• _TASK REQUIREMENTS_: Write out each line from the data below that includes the word "contribuido".

• _Stored items_:
——————————

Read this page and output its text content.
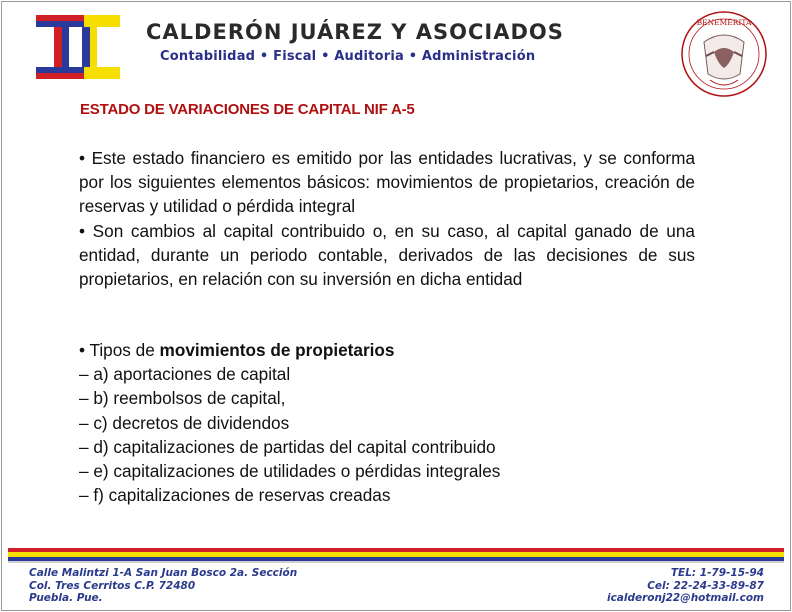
CALDERÓN JUÁREZ Y ASOCIADOS
Contabilidad • Fiscal • Auditoria • Administración
BENEMÉRITA
ESTADO DE VARIACIONES DE CAPITAL NIF A-5

• Este estado financiero es emitido por las entidades lucrativas, y se conforma por los siguientes elementos básicos: movimientos de propietarios, creación de reservas y utilidad o pérdida integral

• Son cambios al capital contribuido o, en su caso, al capital ganado de una entidad, durante un periodo contable, derivados de las decisiones de sus propietarios, en relación con su inversión en dicha entidad

• Tipos de movimientos de propietarios
– a) aportaciones de capital
– b) reembolsos de capital,
– c) decretos de dividendos
– d) capitalizaciones de partidas del capital contribuido
– e) capitalizaciones de utilidades o pérdidas integrales
– f) capitalizaciones de reservas creadas
Calle Malintzi 1-A San Juan Bosco 2a. Sección
Col. Tres Cerritos C.P. 72480
Puebla. Pue.
TEL: 1-79-15-94
Cel: 22-24-33-89-87
icalderonj22@hotmail.com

——————————

• _TASK ANSWER_:
• Son cambios al capital contribuido o, en su caso, al capital ganado de una entidad, durante un periodo contable, derivados de las decisiones de sus propietarios, en relación con su inversión en dicha entidad
– d) capitalizaciones de partidas del capital contribuido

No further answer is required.